Structured figure records
--- start ---

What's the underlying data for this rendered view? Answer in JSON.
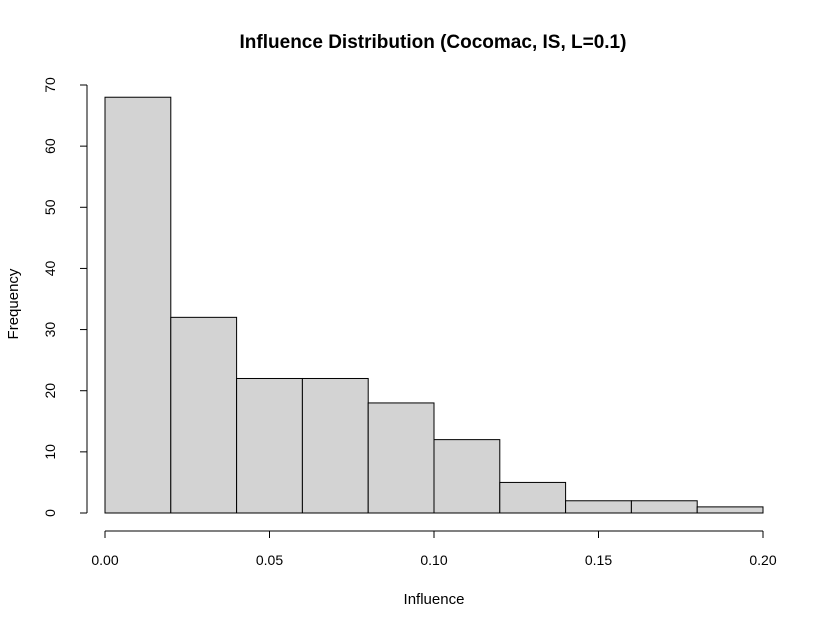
{
  "chart_data": {
    "type": "bar",
    "title": "Influence Distribution (Cocomac, IS, L=0.1)",
    "xlabel": "Influence",
    "ylabel": "Frequency",
    "bins": [
      {
        "x0": 0.0,
        "x1": 0.02,
        "count": 68
      },
      {
        "x0": 0.02,
        "x1": 0.04,
        "count": 32
      },
      {
        "x0": 0.04,
        "x1": 0.06,
        "count": 22
      },
      {
        "x0": 0.06,
        "x1": 0.08,
        "count": 22
      },
      {
        "x0": 0.08,
        "x1": 0.1,
        "count": 18
      },
      {
        "x0": 0.1,
        "x1": 0.12,
        "count": 12
      },
      {
        "x0": 0.12,
        "x1": 0.14,
        "count": 5
      },
      {
        "x0": 0.14,
        "x1": 0.16,
        "count": 2
      },
      {
        "x0": 0.16,
        "x1": 0.18,
        "count": 2
      },
      {
        "x0": 0.18,
        "x1": 0.2,
        "count": 1
      }
    ],
    "xlim": [
      0,
      0.2
    ],
    "ylim": [
      0,
      70
    ],
    "x_ticks": [
      {
        "value": 0.0,
        "label": "0.00"
      },
      {
        "value": 0.05,
        "label": "0.05"
      },
      {
        "value": 0.1,
        "label": "0.10"
      },
      {
        "value": 0.15,
        "label": "0.15"
      },
      {
        "value": 0.2,
        "label": "0.20"
      }
    ],
    "y_ticks": [
      {
        "value": 0,
        "label": "0"
      },
      {
        "value": 10,
        "label": "10"
      },
      {
        "value": 20,
        "label": "20"
      },
      {
        "value": 30,
        "label": "30"
      },
      {
        "value": 40,
        "label": "40"
      },
      {
        "value": 50,
        "label": "50"
      },
      {
        "value": 60,
        "label": "60"
      },
      {
        "value": 70,
        "label": "70"
      }
    ],
    "grid": false,
    "bar_color": "#d3d3d3",
    "edge_color": "#000000"
  }
}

--- end ---

Count the lines above that contain the word "Influence", and reply with only that number.

§ Completed task
2